• [THE REQUEST]
Lift out each line of the data that holds "file".

# start of EXERCISE INPUTS

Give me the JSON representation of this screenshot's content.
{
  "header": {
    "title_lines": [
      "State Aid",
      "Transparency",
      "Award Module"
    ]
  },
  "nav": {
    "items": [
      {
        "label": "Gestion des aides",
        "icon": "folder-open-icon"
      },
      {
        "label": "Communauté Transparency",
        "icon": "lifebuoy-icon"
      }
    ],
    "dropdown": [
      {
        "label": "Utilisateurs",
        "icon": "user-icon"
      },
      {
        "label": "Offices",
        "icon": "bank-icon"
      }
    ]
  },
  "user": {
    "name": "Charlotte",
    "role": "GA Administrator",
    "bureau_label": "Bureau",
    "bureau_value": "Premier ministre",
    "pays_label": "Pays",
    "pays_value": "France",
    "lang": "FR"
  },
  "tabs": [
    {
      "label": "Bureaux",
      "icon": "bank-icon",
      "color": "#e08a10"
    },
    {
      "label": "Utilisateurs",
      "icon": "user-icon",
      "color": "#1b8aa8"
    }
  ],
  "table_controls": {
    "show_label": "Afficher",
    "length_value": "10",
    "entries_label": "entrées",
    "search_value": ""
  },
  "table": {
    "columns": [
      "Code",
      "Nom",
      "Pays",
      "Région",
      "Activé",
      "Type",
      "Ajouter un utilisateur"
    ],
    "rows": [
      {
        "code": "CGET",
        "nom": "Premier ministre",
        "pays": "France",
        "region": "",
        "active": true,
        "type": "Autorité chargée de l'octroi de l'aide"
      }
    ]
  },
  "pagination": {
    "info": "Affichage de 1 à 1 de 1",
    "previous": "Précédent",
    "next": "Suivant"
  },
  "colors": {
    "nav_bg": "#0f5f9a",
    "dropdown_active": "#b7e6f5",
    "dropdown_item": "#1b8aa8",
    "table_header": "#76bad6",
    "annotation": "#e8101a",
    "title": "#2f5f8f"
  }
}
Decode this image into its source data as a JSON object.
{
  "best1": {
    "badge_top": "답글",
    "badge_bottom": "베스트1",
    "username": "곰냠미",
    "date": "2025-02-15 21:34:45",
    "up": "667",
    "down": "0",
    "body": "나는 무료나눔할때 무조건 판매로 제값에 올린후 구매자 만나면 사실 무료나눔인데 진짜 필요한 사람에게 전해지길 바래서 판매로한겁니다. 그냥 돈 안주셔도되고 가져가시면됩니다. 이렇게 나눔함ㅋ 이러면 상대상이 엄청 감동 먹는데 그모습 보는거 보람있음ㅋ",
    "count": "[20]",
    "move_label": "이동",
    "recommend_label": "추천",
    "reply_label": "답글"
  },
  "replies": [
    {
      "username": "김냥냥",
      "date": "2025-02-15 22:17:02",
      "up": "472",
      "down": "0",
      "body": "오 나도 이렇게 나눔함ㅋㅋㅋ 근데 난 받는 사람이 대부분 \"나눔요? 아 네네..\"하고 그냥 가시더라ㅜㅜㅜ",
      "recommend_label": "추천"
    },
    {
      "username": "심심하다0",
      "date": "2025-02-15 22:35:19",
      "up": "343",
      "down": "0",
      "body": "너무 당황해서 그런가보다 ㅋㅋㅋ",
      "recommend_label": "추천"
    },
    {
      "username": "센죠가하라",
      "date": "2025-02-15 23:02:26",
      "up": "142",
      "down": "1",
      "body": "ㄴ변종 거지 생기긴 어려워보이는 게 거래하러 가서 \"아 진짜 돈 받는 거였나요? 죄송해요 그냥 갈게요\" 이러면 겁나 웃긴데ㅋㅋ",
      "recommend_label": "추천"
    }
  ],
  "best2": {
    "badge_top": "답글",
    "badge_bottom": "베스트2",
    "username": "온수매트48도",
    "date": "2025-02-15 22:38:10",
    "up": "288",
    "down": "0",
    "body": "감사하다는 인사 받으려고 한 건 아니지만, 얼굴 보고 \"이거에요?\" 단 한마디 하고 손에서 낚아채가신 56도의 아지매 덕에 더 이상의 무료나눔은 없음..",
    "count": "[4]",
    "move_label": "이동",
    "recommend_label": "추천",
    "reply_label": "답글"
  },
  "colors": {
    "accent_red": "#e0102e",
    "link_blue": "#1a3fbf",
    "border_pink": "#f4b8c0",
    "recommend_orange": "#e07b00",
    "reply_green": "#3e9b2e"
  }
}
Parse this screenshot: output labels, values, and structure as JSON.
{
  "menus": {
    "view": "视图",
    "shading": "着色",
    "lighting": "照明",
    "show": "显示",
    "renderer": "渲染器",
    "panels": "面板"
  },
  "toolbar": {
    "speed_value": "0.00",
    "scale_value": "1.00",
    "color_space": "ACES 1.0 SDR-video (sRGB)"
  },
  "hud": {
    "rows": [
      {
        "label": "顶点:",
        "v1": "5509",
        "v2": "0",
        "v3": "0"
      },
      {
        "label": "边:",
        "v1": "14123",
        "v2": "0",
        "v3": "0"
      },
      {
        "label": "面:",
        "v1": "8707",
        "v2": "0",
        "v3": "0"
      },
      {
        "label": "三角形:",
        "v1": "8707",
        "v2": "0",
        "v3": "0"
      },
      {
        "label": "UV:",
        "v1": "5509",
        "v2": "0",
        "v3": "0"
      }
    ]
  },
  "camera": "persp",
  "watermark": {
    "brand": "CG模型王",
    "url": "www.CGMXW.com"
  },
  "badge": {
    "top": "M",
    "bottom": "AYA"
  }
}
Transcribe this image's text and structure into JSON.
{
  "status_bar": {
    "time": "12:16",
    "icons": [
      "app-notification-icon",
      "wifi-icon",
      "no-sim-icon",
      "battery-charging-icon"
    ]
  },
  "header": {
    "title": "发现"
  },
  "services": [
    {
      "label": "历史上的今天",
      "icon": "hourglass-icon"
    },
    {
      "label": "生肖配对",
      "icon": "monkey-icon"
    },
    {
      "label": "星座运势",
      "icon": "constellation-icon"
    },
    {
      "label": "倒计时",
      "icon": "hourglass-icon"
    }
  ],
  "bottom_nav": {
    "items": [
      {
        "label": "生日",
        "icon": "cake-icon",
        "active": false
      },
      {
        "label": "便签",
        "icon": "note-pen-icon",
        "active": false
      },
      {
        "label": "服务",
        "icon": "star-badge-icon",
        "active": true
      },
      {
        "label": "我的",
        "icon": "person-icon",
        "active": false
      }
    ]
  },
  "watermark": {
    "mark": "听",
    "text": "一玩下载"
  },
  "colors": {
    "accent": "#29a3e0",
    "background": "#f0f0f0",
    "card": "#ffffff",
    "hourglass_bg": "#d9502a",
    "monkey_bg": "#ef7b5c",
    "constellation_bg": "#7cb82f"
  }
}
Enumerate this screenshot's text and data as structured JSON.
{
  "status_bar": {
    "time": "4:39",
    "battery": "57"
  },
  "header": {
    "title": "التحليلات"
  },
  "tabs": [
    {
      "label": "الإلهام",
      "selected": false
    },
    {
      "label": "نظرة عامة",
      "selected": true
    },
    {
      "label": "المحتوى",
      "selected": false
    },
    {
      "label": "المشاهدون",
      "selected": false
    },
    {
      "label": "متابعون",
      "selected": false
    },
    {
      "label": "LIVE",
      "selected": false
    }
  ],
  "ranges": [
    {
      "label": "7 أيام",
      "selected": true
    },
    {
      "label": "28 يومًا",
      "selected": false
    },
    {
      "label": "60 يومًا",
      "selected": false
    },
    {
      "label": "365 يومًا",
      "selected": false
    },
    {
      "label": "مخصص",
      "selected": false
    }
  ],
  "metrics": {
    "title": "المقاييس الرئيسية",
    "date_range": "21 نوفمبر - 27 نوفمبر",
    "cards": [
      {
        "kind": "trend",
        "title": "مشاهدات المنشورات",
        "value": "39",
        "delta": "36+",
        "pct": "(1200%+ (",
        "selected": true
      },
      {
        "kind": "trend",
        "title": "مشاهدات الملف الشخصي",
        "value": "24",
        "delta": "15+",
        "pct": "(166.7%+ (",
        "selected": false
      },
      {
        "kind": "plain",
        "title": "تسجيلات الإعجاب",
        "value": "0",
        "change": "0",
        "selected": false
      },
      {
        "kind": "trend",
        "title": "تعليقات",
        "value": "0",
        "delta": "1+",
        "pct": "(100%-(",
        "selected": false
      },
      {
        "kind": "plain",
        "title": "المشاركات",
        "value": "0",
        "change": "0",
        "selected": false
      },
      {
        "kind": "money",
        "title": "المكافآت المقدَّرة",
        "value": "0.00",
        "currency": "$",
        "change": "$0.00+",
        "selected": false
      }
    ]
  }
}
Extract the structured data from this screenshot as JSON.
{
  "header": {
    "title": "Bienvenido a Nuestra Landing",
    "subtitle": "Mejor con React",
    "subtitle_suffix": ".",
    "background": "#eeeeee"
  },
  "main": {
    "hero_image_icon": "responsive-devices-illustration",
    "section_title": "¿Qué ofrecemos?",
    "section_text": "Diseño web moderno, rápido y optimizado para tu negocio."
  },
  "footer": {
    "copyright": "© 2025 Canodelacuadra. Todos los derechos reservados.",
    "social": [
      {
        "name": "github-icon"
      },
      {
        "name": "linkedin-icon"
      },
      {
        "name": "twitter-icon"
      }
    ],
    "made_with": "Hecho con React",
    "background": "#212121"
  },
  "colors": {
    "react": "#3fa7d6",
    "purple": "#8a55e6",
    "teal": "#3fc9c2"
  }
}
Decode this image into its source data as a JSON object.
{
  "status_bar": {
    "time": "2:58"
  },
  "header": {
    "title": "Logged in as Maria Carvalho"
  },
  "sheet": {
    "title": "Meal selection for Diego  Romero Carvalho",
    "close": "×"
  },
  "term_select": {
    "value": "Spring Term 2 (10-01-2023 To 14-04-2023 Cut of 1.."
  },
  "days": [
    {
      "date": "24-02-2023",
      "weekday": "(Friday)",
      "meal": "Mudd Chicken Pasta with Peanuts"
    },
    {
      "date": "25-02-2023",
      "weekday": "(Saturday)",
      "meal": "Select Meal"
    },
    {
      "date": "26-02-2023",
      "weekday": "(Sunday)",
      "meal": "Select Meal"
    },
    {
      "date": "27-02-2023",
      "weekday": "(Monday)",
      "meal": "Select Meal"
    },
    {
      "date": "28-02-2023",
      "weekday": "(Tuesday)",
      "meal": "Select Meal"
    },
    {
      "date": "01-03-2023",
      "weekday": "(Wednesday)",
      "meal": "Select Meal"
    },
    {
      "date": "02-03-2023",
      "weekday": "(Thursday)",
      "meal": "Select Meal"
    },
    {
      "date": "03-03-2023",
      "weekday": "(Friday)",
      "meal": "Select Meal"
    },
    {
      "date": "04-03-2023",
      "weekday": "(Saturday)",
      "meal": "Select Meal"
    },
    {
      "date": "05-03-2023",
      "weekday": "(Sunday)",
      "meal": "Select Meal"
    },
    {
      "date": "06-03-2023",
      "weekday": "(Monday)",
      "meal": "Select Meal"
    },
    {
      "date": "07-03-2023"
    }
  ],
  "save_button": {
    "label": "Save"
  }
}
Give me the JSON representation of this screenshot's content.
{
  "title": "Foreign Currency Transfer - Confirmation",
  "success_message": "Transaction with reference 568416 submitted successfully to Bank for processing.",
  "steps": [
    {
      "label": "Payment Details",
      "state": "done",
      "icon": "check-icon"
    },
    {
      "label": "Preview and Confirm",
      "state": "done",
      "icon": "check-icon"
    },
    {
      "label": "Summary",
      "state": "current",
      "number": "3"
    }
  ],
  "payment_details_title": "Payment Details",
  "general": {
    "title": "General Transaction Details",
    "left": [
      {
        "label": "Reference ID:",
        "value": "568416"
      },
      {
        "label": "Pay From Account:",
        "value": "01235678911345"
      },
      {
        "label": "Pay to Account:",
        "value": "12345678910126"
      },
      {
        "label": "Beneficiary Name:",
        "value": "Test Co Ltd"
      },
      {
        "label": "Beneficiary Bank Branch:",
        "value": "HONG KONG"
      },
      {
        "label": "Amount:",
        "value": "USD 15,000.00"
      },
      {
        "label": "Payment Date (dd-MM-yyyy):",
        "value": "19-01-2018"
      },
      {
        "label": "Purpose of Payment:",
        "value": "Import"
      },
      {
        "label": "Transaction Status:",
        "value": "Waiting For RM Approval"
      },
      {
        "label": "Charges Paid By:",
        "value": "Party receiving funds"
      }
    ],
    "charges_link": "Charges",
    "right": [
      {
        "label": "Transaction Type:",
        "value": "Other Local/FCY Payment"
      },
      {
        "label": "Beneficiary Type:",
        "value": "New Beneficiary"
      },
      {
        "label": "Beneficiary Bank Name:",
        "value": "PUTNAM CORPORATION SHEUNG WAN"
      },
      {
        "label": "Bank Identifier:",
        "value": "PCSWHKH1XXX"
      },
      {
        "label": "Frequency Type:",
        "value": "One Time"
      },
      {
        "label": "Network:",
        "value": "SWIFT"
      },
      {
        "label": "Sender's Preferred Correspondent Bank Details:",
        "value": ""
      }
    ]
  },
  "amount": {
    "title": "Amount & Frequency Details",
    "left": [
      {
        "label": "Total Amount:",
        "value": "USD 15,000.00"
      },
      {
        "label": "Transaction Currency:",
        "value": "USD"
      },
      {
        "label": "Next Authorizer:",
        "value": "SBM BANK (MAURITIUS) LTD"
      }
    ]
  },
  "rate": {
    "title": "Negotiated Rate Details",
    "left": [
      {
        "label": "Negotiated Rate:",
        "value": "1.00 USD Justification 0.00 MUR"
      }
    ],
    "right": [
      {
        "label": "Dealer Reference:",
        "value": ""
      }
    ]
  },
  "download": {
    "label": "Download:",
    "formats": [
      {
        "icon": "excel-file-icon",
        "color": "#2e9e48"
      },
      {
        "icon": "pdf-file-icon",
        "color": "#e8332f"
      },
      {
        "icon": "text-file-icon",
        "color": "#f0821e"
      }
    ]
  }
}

# end of EXERCISE INPUTS

• [EXERCISE ANSWER]
        "icon": "excel-file-icon",
        "icon": "pdf-file-icon",
        "icon": "text-file-icon",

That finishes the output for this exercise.